What to produce. In the entries below, find every line with "JSON" and copy it.

Supplied information.
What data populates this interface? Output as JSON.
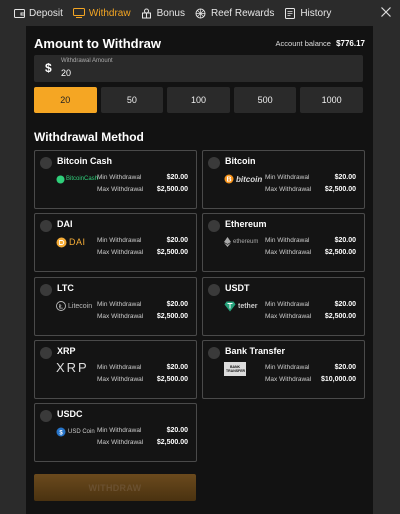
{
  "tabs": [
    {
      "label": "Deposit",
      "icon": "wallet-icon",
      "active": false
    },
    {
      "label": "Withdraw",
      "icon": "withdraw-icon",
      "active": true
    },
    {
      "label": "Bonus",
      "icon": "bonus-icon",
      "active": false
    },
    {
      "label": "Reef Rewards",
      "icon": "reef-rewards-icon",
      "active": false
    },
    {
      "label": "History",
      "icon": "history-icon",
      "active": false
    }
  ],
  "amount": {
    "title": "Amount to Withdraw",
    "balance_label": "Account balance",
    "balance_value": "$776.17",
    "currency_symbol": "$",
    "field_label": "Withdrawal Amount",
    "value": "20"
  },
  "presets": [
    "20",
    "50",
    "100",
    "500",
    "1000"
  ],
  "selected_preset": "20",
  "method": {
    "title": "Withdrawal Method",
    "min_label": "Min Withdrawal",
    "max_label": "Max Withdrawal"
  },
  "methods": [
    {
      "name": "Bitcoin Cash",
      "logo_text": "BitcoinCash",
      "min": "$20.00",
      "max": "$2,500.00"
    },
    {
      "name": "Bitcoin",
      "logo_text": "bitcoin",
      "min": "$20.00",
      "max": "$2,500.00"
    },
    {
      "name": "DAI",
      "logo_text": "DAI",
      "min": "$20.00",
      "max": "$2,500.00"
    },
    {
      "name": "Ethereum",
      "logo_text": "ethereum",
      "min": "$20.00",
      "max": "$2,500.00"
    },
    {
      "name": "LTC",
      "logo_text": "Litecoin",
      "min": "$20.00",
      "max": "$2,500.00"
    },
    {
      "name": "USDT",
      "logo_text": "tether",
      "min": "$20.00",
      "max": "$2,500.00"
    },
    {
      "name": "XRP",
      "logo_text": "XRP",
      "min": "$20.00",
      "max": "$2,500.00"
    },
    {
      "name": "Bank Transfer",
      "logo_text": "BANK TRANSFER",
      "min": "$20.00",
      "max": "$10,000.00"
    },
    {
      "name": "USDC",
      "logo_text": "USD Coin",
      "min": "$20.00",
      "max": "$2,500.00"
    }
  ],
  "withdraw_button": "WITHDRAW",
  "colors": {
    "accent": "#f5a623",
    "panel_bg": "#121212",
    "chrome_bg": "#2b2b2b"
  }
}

...

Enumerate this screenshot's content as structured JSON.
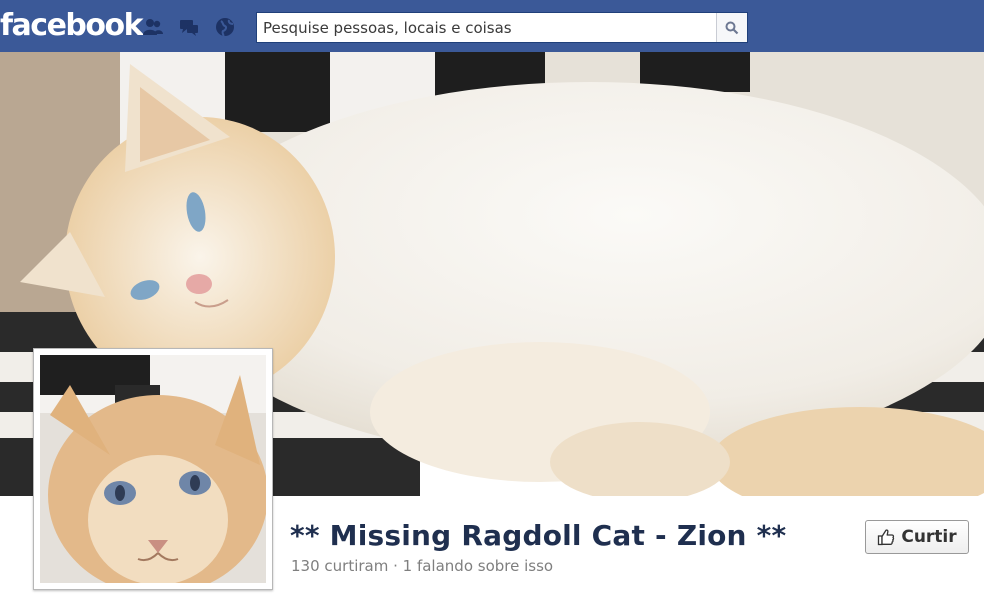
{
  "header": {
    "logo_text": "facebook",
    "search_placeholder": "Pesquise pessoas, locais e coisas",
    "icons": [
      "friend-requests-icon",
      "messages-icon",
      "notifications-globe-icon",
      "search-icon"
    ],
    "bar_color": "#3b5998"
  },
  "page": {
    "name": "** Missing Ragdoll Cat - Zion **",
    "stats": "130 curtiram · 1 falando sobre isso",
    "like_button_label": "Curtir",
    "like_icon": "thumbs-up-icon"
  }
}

Exercise answer.
What data populates this interface? Output as JSON.
Enumerate this screenshot's content as structured JSON.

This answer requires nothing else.